DIRECTION - Please retype the data in full and exactly; the pictures are not part of the copy.

RECORDS SHOWN -
»»
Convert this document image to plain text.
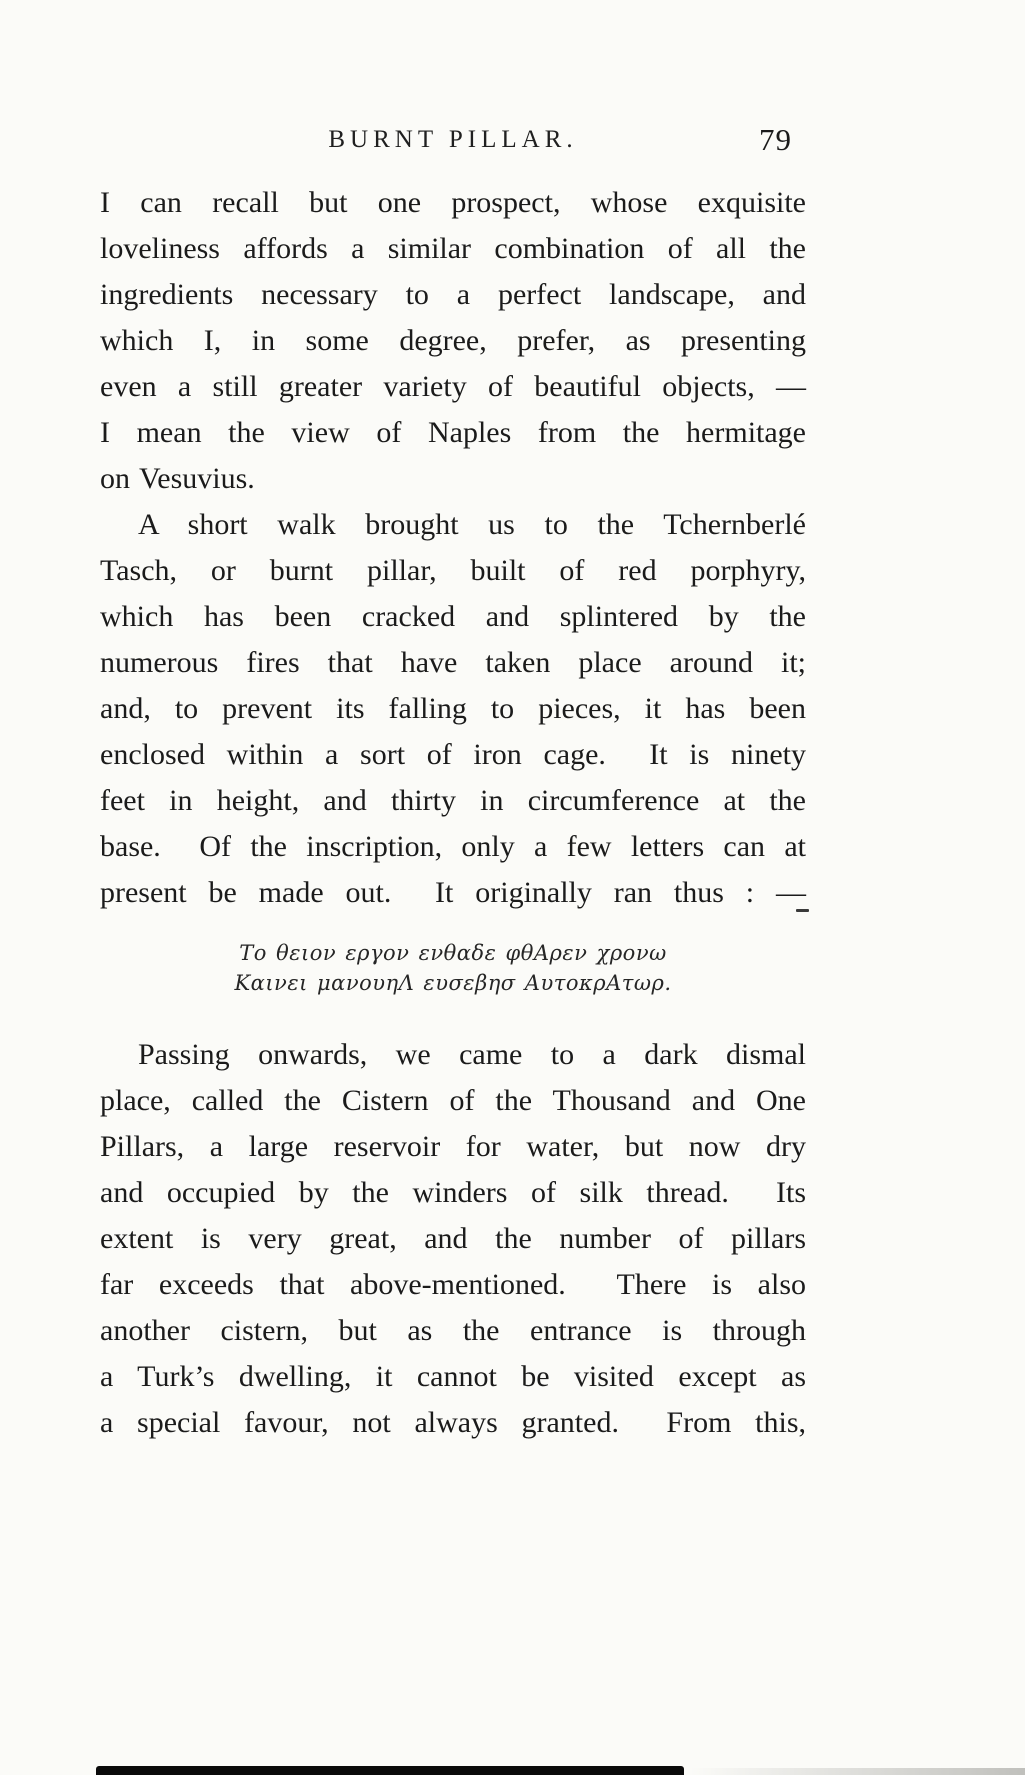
BURNT PILLAR.	79
I can recall but one prospect, whose exquisite
loveliness affords a similar combination of all the
ingredients necessary to a perfect landscape, and
which I, in some degree, prefer, as presenting
even a still greater variety of beautiful objects, —
I mean the view of Naples from the hermitage
on Vesuvius.
A short walk brought us to the Tchernberlé
Tasch, or burnt pillar, built of red porphyry,
which has been cracked and splintered by the
numerous fires that have taken place around it;
and, to prevent its falling to pieces, it has been
enclosed within a sort of iron cage.  It is ninety
feet in height, and thirty in circumference at the
base.  Of the inscription, only a few letters can at
present be made out.  It originally ran thus : —
Το θειον εργον ενθαδε φθΑρεν χρονω
Καινει μανουηΛ ευσεβησ ΑυτοκρΑτωρ.
Passing onwards, we came to a dark dismal
place, called the Cistern of the Thousand and One
Pillars, a large reservoir for water, but now dry
and occupied by the winders of silk thread.  Its
extent is very great, and the number of pillars
far exceeds that above-mentioned.  There is also
another cistern, but as the entrance is through
a Turk’s dwelling, it cannot be visited except as
a special favour, not always granted.  From this,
««
ANSWER FOR THIS EXERCISE -
Convert this document image to plain text.
BURNT PILLAR.	79
I can recall but one prospect, whose exquisite
loveliness affords a similar combination of all the
ingredients necessary to a perfect landscape, and
which I, in some degree, prefer, as presenting
even a still greater variety of beautiful objects, —
I mean the view of Naples from the hermitage
on Vesuvius.
A short walk brought us to the Tchernberlé
Tasch, or burnt pillar, built of red porphyry,
which has been cracked and splintered by the
numerous fires that have taken place around it;
and, to prevent its falling to pieces, it has been
enclosed within a sort of iron cage.  It is ninety
feet in height, and thirty in circumference at the
base.  Of the inscription, only a few letters can at
present be made out.  It originally ran thus : —
Το θειον εργον ενθαδε φθΑρεν χρονω
Καινει μανουηΛ ευσεβησ ΑυτοκρΑτωρ.
Passing onwards, we came to a dark dismal
place, called the Cistern of the Thousand and One
Pillars, a large reservoir for water, but now dry
and occupied by the winders of silk thread.  Its
extent is very great, and the number of pillars
far exceeds that above-mentioned.  There is also
another cistern, but as the entrance is through
a Turk’s dwelling, it cannot be visited except as
a special favour, not always granted.  From this,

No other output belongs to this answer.